Entries drawn from a collection:

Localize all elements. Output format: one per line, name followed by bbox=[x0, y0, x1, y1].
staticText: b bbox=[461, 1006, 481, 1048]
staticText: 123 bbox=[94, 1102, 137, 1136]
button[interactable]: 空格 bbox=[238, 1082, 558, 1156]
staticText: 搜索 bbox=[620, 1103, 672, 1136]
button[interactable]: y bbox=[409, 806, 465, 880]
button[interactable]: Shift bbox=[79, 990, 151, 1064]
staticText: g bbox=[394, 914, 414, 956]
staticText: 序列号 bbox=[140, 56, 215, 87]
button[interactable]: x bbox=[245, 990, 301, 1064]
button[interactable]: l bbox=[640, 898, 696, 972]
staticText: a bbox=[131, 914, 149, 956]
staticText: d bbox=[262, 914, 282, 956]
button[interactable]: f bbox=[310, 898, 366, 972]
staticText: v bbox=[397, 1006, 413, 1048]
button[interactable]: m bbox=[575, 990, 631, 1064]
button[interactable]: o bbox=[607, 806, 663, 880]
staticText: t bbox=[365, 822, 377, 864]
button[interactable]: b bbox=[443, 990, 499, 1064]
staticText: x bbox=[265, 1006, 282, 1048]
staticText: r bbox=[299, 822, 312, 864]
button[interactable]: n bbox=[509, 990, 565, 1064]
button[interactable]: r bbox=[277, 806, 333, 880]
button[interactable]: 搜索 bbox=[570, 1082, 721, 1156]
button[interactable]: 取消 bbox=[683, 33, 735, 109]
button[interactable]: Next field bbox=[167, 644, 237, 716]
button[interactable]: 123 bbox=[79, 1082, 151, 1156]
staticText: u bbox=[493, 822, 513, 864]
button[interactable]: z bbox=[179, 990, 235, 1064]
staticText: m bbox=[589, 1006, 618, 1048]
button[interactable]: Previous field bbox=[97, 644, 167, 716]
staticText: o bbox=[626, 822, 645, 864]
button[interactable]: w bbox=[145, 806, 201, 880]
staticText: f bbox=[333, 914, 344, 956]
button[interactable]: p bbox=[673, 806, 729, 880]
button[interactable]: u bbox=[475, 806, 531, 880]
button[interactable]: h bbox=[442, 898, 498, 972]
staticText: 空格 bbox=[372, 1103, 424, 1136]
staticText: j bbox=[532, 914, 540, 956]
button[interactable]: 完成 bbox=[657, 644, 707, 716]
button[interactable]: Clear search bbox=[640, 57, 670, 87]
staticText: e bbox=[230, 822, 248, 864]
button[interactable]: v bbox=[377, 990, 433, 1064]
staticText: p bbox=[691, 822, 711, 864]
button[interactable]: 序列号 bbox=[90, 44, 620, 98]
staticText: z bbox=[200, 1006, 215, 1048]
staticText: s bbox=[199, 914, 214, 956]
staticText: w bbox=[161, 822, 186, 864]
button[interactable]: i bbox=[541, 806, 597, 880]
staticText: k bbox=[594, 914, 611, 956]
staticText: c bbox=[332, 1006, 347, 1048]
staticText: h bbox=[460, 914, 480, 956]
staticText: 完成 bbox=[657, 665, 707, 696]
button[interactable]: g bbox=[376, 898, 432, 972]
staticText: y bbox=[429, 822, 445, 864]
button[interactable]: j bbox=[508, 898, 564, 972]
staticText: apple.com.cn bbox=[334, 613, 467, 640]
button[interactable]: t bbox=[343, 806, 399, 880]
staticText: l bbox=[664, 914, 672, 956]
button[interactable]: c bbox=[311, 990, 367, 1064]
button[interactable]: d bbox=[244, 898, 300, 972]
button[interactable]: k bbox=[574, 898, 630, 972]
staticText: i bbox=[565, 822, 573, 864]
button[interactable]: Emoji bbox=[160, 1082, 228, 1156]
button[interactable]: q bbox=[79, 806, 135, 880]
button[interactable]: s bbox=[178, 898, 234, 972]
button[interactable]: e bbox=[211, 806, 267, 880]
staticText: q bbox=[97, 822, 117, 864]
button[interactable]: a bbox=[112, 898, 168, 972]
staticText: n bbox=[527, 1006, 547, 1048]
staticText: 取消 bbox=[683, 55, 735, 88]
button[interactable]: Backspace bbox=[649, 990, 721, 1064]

## WORK INSTRUCTIONS
Set down every one of the lines above again, character for character, without changing anything.

## TASK ANSWER
Localize all elements. Output format: one per line, name followed by bbox=[x0, y0, x1, y1].
staticText: b bbox=[461, 1006, 481, 1048]
staticText: 123 bbox=[94, 1102, 137, 1136]
button[interactable]: 空格 bbox=[238, 1082, 558, 1156]
staticText: 搜索 bbox=[620, 1103, 672, 1136]
button[interactable]: y bbox=[409, 806, 465, 880]
button[interactable]: Shift bbox=[79, 990, 151, 1064]
staticText: g bbox=[394, 914, 414, 956]
staticText: 序列号 bbox=[140, 56, 215, 87]
button[interactable]: x bbox=[245, 990, 301, 1064]
button[interactable]: l bbox=[640, 898, 696, 972]
staticText: a bbox=[131, 914, 149, 956]
staticText: d bbox=[262, 914, 282, 956]
button[interactable]: f bbox=[310, 898, 366, 972]
staticText: v bbox=[397, 1006, 413, 1048]
button[interactable]: m bbox=[575, 990, 631, 1064]
button[interactable]: o bbox=[607, 806, 663, 880]
staticText: t bbox=[365, 822, 377, 864]
button[interactable]: b bbox=[443, 990, 499, 1064]
staticText: x bbox=[265, 1006, 282, 1048]
staticText: r bbox=[299, 822, 312, 864]
button[interactable]: n bbox=[509, 990, 565, 1064]
button[interactable]: r bbox=[277, 806, 333, 880]
button[interactable]: 搜索 bbox=[570, 1082, 721, 1156]
button[interactable]: 取消 bbox=[683, 33, 735, 109]
button[interactable]: Next field bbox=[167, 644, 237, 716]
button[interactable]: 123 bbox=[79, 1082, 151, 1156]
staticText: u bbox=[493, 822, 513, 864]
button[interactable]: z bbox=[179, 990, 235, 1064]
staticText: m bbox=[589, 1006, 618, 1048]
button[interactable]: Previous field bbox=[97, 644, 167, 716]
staticText: o bbox=[626, 822, 645, 864]
button[interactable]: w bbox=[145, 806, 201, 880]
staticText: f bbox=[333, 914, 344, 956]
button[interactable]: p bbox=[673, 806, 729, 880]
button[interactable]: u bbox=[475, 806, 531, 880]
button[interactable]: h bbox=[442, 898, 498, 972]
staticText: 空格 bbox=[372, 1103, 424, 1136]
staticText: j bbox=[532, 914, 540, 956]
button[interactable]: 完成 bbox=[657, 644, 707, 716]
button[interactable]: Clear search bbox=[640, 57, 670, 87]
staticText: e bbox=[230, 822, 248, 864]
button[interactable]: v bbox=[377, 990, 433, 1064]
staticText: p bbox=[691, 822, 711, 864]
button[interactable]: 序列号 bbox=[90, 44, 620, 98]
staticText: z bbox=[200, 1006, 215, 1048]
staticText: s bbox=[199, 914, 214, 956]
staticText: w bbox=[161, 822, 186, 864]
button[interactable]: i bbox=[541, 806, 597, 880]
staticText: k bbox=[594, 914, 611, 956]
staticText: c bbox=[332, 1006, 347, 1048]
staticText: h bbox=[460, 914, 480, 956]
staticText: 完成 bbox=[657, 665, 707, 696]
button[interactable]: g bbox=[376, 898, 432, 972]
staticText: y bbox=[429, 822, 445, 864]
button[interactable]: j bbox=[508, 898, 564, 972]
staticText: apple.com.cn bbox=[334, 613, 467, 640]
button[interactable]: t bbox=[343, 806, 399, 880]
staticText: l bbox=[664, 914, 672, 956]
button[interactable]: c bbox=[311, 990, 367, 1064]
button[interactable]: d bbox=[244, 898, 300, 972]
button[interactable]: k bbox=[574, 898, 630, 972]
staticText: i bbox=[565, 822, 573, 864]
button[interactable]: Emoji bbox=[160, 1082, 228, 1156]
button[interactable]: q bbox=[79, 806, 135, 880]
button[interactable]: s bbox=[178, 898, 234, 972]
button[interactable]: e bbox=[211, 806, 267, 880]
staticText: q bbox=[97, 822, 117, 864]
button[interactable]: a bbox=[112, 898, 168, 972]
staticText: n bbox=[527, 1006, 547, 1048]
staticText: 取消 bbox=[683, 55, 735, 88]
button[interactable]: Backspace bbox=[649, 990, 721, 1064]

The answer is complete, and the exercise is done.